> **Work to be completed**:
Scan the lines below; pull out those with "oralig".

Data entries:

----------

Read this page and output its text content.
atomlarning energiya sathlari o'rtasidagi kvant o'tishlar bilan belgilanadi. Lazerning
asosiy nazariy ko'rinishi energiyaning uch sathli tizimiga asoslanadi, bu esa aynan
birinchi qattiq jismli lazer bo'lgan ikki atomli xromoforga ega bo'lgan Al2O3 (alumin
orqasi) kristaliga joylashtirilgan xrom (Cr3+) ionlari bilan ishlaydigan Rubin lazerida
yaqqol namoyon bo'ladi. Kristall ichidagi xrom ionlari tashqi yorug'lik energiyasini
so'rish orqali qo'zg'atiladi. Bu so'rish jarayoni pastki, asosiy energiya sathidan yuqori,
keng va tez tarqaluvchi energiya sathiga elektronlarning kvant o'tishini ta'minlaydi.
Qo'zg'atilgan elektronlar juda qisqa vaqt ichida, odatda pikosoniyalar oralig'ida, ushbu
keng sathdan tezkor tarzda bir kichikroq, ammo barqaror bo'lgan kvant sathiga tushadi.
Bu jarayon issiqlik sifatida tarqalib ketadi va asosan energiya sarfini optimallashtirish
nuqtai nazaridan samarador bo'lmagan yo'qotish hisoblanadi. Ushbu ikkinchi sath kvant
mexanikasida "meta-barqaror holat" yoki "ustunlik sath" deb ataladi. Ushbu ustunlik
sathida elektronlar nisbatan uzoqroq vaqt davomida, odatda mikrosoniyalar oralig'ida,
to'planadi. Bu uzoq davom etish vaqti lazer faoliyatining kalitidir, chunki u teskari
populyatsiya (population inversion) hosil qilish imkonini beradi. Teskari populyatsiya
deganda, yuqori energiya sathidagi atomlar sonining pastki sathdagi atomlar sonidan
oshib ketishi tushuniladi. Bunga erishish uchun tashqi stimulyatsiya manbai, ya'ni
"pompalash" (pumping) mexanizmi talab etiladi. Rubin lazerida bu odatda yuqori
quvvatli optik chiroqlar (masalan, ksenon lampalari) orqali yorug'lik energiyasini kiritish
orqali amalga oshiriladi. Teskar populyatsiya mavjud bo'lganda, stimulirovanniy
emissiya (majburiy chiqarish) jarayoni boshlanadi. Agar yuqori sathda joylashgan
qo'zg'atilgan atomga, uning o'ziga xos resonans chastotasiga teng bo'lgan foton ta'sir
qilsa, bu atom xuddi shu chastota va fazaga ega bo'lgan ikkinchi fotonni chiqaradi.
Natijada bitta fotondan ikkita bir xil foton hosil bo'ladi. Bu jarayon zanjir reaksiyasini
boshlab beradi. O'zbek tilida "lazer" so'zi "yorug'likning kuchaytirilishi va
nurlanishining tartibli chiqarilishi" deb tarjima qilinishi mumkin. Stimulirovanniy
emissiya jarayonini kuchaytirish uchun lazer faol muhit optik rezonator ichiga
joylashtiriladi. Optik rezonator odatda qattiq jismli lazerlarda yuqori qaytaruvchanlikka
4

----------

> **Exercise answer**:
Qo'zg'atilgan elektronlar juda qisqa vaqt ichida, odatda pikosoniyalar oralig'ida, ushbu
sathida elektronlar nisbatan uzoqroq vaqt davomida, odatda mikrosoniyalar oralig'ida,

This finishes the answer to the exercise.